(Saved entries)
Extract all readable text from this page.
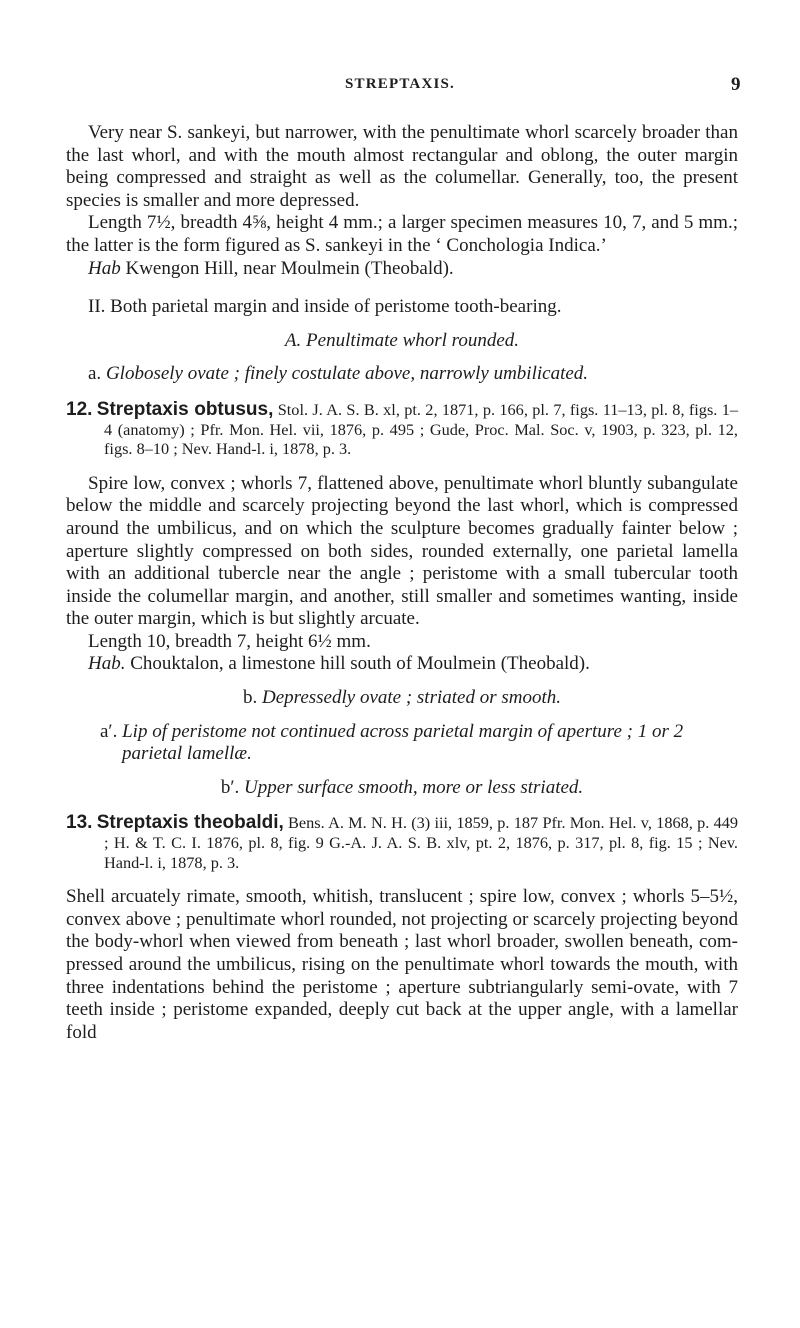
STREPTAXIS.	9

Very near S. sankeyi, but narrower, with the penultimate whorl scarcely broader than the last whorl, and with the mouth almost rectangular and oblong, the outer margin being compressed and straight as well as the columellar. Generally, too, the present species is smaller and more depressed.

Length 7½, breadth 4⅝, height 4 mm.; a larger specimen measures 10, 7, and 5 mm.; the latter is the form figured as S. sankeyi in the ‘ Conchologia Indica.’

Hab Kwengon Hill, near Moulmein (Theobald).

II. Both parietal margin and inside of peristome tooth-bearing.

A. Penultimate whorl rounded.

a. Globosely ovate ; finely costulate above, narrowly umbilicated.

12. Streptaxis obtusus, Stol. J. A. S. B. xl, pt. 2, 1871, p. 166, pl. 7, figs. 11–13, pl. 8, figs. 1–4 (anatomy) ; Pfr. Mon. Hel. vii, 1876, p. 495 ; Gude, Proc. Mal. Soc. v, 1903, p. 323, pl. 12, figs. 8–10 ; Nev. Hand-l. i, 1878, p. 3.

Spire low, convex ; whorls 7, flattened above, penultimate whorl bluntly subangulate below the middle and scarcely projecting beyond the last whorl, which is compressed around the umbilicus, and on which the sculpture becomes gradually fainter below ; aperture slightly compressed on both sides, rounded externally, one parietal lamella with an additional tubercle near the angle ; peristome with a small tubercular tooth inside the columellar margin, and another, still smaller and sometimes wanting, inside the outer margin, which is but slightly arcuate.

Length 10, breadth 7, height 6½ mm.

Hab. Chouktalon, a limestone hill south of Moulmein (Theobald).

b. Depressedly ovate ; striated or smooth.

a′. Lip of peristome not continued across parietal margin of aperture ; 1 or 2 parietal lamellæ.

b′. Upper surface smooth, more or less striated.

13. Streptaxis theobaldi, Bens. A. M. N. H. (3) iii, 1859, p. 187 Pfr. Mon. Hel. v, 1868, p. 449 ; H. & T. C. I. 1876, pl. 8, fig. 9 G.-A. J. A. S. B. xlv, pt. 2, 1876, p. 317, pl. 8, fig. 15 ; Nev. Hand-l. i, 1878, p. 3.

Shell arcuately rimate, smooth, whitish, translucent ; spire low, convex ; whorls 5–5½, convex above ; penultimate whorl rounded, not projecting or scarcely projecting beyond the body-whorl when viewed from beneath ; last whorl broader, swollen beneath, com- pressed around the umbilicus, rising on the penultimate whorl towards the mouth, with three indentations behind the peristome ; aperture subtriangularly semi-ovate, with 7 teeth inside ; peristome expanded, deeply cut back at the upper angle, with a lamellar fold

* * *

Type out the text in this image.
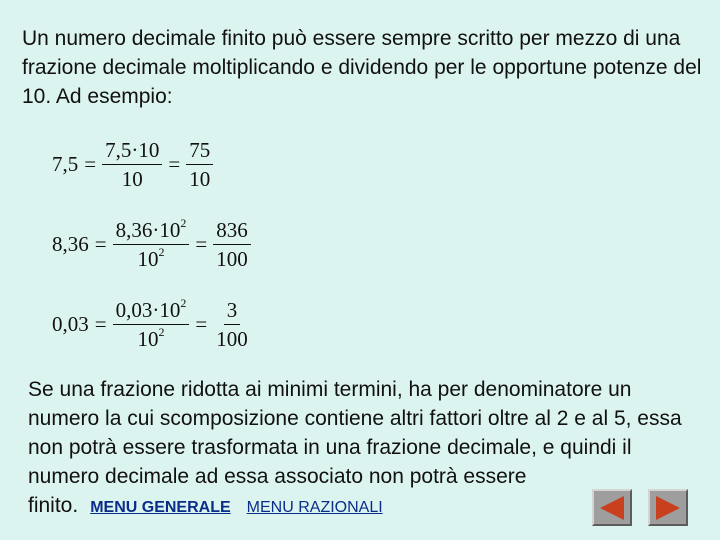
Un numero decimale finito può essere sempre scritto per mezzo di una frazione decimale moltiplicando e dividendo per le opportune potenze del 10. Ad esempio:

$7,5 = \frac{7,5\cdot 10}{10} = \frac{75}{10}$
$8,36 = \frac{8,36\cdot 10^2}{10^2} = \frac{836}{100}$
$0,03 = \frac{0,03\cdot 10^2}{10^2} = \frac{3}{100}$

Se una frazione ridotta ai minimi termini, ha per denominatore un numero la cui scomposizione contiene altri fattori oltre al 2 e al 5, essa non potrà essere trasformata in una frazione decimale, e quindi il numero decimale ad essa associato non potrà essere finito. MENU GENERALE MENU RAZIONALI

INSTRUCTION: Write down every line of the data above that includes the string "this".

FINISHED ANSWER:
Extract all readable text from this page.
Type out the text in this image.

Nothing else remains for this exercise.